[BEGIN Working data]
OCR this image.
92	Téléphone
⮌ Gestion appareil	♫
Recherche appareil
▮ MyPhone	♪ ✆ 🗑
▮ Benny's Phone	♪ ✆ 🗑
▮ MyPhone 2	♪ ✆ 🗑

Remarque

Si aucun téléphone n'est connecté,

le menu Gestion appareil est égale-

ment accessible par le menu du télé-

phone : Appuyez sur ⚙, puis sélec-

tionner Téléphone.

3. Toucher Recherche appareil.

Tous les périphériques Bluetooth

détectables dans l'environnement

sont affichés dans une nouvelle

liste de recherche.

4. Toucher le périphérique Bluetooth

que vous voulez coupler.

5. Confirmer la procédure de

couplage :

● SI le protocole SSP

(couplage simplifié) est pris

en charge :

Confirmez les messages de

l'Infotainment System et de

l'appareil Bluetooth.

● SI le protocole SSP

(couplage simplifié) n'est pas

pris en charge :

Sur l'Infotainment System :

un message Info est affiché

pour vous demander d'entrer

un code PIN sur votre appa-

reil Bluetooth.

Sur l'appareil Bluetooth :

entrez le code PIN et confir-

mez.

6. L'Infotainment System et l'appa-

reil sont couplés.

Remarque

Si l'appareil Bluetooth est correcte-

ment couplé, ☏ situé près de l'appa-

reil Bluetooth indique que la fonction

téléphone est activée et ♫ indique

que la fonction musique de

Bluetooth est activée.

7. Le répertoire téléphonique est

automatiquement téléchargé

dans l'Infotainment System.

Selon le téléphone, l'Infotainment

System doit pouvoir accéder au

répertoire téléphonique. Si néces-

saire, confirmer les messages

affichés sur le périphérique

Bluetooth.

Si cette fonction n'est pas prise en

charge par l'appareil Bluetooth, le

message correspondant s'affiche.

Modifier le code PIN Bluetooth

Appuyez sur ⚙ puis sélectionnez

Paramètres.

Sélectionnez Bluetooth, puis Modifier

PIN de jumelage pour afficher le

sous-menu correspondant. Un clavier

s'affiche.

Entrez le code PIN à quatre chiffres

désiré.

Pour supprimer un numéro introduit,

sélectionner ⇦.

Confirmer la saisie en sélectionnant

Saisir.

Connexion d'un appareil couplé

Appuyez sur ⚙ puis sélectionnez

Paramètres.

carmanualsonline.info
[END Working data]
* [To do] Provide only the count of lines in the material above that hold the word "messages".

* [Task result] 2